* **Objective**
Present the following data again exactly as it is shown.

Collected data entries
# # #
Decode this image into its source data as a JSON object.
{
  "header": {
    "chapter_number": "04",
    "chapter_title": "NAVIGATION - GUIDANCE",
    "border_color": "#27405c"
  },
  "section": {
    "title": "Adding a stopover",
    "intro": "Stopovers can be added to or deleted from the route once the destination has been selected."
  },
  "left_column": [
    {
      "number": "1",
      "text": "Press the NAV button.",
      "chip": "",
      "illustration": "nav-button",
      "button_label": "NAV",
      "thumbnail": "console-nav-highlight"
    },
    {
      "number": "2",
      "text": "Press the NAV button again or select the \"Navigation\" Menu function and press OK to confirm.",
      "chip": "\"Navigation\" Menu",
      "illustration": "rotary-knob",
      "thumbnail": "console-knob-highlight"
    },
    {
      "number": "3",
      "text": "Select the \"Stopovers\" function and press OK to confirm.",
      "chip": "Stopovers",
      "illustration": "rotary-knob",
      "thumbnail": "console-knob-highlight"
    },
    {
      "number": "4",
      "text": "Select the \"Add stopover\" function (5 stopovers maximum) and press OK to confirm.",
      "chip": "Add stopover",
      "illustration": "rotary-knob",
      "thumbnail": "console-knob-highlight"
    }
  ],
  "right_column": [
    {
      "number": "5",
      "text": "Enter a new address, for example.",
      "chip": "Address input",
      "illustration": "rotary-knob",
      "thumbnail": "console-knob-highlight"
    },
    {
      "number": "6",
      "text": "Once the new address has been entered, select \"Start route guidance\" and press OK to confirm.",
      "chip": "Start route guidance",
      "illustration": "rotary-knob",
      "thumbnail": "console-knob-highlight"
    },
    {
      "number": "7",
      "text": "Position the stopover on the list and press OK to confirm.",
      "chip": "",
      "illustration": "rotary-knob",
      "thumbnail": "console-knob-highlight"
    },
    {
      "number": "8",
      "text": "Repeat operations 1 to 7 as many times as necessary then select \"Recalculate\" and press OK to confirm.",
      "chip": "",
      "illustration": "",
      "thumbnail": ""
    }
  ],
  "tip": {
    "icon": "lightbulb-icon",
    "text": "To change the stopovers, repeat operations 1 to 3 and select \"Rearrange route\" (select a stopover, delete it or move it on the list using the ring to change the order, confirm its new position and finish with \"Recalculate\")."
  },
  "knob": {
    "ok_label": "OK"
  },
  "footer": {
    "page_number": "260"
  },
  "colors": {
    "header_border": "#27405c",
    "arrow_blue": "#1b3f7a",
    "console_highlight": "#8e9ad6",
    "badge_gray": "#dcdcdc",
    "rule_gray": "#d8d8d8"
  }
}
# # #
* **The solution**
Decode this image into its source data as a JSON object.
{
  "header": {
    "chapter_number": "04",
    "chapter_title": "NAVIGATION - GUIDANCE",
    "border_color": "#27405c"
  },
  "section": {
    "title": "Adding a stopover",
    "intro": "Stopovers can be added to or deleted from the route once the destination has been selected."
  },
  "left_column": [
    {
      "number": "1",
      "text": "Press the NAV button.",
      "chip": "",
      "illustration": "nav-button",
      "button_label": "NAV",
      "thumbnail": "console-nav-highlight"
    },
    {
      "number": "2",
      "text": "Press the NAV button again or select the \"Navigation\" Menu function and press OK to confirm.",
      "chip": "\"Navigation\" Menu",
      "illustration": "rotary-knob",
      "thumbnail": "console-knob-highlight"
    },
    {
      "number": "3",
      "text": "Select the \"Stopovers\" function and press OK to confirm.",
      "chip": "Stopovers",
      "illustration": "rotary-knob",
      "thumbnail": "console-knob-highlight"
    },
    {
      "number": "4",
      "text": "Select the \"Add stopover\" function (5 stopovers maximum) and press OK to confirm.",
      "chip": "Add stopover",
      "illustration": "rotary-knob",
      "thumbnail": "console-knob-highlight"
    }
  ],
  "right_column": [
    {
      "number": "5",
      "text": "Enter a new address, for example.",
      "chip": "Address input",
      "illustration": "rotary-knob",
      "thumbnail": "console-knob-highlight"
    },
    {
      "number": "6",
      "text": "Once the new address has been entered, select \"Start route guidance\" and press OK to confirm.",
      "chip": "Start route guidance",
      "illustration": "rotary-knob",
      "thumbnail": "console-knob-highlight"
    },
    {
      "number": "7",
      "text": "Position the stopover on the list and press OK to confirm.",
      "chip": "",
      "illustration": "rotary-knob",
      "thumbnail": "console-knob-highlight"
    },
    {
      "number": "8",
      "text": "Repeat operations 1 to 7 as many times as necessary then select \"Recalculate\" and press OK to confirm.",
      "chip": "",
      "illustration": "",
      "thumbnail": ""
    }
  ],
  "tip": {
    "icon": "lightbulb-icon",
    "text": "To change the stopovers, repeat operations 1 to 3 and select \"Rearrange route\" (select a stopover, delete it or move it on the list using the ring to change the order, confirm its new position and finish with \"Recalculate\")."
  },
  "knob": {
    "ok_label": "OK"
  },
  "footer": {
    "page_number": "260"
  },
  "colors": {
    "header_border": "#27405c",
    "arrow_blue": "#1b3f7a",
    "console_highlight": "#8e9ad6",
    "badge_gray": "#dcdcdc",
    "rule_gray": "#d8d8d8"
  }
}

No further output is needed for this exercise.